EXTRACTED ENTRIES »
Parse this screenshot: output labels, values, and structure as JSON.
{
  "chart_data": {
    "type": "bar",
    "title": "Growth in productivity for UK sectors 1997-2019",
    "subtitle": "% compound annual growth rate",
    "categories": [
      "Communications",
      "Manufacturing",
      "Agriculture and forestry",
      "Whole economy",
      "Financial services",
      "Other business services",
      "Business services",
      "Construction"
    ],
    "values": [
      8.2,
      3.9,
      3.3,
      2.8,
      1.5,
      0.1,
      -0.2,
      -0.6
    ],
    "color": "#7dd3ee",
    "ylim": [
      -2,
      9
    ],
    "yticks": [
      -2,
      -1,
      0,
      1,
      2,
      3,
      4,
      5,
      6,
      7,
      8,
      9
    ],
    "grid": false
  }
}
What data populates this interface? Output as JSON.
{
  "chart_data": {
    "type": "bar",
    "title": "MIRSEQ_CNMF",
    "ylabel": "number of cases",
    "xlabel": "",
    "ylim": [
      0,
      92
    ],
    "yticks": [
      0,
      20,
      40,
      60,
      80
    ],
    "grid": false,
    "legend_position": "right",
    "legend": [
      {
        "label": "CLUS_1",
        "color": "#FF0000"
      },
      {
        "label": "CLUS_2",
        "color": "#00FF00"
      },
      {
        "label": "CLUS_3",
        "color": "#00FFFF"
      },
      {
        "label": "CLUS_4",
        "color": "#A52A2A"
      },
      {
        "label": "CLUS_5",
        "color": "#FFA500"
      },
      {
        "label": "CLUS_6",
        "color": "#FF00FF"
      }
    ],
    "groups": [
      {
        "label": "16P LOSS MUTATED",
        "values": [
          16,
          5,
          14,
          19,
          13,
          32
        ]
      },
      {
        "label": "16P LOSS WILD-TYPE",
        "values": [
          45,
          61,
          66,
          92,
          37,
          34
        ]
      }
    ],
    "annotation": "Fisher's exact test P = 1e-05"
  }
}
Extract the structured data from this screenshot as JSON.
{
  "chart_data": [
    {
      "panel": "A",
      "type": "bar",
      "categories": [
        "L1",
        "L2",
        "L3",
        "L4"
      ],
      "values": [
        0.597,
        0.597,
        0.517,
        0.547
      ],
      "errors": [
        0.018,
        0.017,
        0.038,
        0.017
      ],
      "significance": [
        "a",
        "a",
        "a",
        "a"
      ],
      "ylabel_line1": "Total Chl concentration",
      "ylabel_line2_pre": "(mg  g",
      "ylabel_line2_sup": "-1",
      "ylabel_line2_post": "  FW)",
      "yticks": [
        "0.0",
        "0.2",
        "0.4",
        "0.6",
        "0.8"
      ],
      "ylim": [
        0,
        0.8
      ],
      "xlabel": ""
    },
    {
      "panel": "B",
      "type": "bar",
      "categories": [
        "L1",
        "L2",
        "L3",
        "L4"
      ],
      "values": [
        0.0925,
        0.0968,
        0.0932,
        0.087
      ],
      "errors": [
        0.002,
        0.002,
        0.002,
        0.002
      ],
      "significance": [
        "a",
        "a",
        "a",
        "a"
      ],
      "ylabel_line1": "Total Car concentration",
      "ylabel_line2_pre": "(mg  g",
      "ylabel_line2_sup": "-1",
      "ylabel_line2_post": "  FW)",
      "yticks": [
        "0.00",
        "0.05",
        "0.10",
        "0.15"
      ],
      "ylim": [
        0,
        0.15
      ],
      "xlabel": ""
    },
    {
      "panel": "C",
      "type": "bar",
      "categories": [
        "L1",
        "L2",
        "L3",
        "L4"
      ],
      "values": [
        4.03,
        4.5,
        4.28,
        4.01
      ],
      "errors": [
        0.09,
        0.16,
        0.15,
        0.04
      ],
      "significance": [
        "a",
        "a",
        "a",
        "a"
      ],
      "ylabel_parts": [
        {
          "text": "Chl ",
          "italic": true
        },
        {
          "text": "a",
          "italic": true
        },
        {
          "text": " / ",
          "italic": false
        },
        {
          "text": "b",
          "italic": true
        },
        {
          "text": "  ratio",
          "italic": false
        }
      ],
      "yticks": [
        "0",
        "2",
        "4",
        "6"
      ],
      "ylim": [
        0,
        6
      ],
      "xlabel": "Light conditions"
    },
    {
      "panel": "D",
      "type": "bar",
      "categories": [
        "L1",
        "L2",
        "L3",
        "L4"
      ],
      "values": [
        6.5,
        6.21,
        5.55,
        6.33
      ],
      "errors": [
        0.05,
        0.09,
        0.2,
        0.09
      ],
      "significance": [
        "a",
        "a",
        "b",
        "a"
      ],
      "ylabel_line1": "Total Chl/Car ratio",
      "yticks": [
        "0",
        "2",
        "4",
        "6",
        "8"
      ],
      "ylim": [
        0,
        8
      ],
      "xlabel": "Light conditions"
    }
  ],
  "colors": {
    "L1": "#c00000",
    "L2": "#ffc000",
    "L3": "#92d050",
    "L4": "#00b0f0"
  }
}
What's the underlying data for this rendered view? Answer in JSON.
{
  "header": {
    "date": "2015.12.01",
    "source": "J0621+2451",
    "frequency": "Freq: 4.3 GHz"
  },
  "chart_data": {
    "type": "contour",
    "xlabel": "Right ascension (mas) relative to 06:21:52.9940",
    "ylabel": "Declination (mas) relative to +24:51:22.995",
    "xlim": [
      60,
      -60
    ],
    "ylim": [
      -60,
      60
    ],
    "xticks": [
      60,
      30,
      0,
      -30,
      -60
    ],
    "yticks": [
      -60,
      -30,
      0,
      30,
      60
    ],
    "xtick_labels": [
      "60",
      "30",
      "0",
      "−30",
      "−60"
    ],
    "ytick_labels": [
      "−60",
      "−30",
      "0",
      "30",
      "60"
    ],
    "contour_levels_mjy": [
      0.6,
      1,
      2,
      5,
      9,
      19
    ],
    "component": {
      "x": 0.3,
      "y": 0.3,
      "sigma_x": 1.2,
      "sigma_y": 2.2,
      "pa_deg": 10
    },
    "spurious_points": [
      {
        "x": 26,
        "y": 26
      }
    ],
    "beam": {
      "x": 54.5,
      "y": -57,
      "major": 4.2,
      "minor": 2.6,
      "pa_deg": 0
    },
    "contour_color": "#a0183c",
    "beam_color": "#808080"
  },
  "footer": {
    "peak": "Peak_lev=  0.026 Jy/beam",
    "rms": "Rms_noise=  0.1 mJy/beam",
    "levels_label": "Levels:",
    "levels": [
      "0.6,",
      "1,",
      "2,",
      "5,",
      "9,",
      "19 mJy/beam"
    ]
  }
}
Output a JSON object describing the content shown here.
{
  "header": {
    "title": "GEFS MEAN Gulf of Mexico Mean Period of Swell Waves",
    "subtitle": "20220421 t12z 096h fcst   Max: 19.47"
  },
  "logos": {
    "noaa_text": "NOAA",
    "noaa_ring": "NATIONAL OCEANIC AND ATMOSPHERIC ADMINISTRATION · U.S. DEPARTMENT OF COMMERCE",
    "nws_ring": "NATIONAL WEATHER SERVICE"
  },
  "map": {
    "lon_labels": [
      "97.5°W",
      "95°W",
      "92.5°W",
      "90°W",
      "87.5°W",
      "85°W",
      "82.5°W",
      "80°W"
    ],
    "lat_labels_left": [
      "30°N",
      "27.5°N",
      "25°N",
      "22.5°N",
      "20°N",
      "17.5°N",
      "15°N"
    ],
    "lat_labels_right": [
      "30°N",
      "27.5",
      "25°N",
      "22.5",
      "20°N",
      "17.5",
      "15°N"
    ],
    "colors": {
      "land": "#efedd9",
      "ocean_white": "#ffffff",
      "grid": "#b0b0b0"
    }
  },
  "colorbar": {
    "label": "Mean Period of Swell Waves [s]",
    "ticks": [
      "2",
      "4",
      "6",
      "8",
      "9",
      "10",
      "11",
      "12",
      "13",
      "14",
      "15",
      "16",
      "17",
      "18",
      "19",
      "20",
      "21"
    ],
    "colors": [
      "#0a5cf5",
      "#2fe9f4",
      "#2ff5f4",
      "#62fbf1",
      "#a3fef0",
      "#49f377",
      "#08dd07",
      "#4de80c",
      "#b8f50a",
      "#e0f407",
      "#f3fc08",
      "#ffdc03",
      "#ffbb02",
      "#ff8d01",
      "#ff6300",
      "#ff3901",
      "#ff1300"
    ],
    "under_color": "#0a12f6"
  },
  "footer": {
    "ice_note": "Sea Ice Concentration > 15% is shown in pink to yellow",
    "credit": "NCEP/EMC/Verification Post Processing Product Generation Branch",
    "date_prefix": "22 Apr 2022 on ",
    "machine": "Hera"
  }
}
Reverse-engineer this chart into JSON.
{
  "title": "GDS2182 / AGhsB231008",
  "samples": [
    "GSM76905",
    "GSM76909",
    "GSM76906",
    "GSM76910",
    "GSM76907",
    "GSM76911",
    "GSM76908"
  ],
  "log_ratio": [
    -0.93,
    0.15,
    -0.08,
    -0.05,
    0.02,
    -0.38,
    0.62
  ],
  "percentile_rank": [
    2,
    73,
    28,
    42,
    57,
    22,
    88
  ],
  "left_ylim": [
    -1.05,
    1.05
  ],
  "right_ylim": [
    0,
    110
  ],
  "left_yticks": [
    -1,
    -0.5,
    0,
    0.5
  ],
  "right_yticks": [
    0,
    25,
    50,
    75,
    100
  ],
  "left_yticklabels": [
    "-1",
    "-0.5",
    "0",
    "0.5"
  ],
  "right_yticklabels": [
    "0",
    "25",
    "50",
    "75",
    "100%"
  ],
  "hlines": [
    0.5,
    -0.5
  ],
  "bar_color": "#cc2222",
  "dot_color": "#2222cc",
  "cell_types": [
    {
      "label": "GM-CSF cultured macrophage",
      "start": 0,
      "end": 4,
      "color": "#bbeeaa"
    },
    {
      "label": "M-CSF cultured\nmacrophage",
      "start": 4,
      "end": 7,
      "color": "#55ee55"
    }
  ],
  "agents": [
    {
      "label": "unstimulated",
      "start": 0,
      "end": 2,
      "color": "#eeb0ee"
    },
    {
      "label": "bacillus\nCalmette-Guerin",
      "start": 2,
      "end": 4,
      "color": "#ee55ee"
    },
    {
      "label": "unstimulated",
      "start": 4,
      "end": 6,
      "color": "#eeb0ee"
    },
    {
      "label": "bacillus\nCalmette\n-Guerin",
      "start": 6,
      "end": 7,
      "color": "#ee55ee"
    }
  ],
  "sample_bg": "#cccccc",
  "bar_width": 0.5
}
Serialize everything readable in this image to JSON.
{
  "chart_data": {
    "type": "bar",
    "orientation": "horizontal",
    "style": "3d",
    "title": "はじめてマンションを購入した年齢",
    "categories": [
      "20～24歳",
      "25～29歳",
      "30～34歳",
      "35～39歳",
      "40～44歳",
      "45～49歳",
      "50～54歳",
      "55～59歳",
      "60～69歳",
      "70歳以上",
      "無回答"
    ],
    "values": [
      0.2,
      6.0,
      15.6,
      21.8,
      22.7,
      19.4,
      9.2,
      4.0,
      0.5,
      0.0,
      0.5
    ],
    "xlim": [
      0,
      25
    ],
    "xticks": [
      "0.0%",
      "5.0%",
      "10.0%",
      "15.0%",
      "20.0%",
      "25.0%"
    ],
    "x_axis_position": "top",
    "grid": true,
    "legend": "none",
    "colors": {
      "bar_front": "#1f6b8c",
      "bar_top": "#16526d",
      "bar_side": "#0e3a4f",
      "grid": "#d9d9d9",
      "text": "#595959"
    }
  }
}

GIVEN EXERCISE » Go through the material above and copy each line that has the word "false".

TASK RESPONSE »
    "grid": false
    "grid": false,
          "italic": false
          "italic": false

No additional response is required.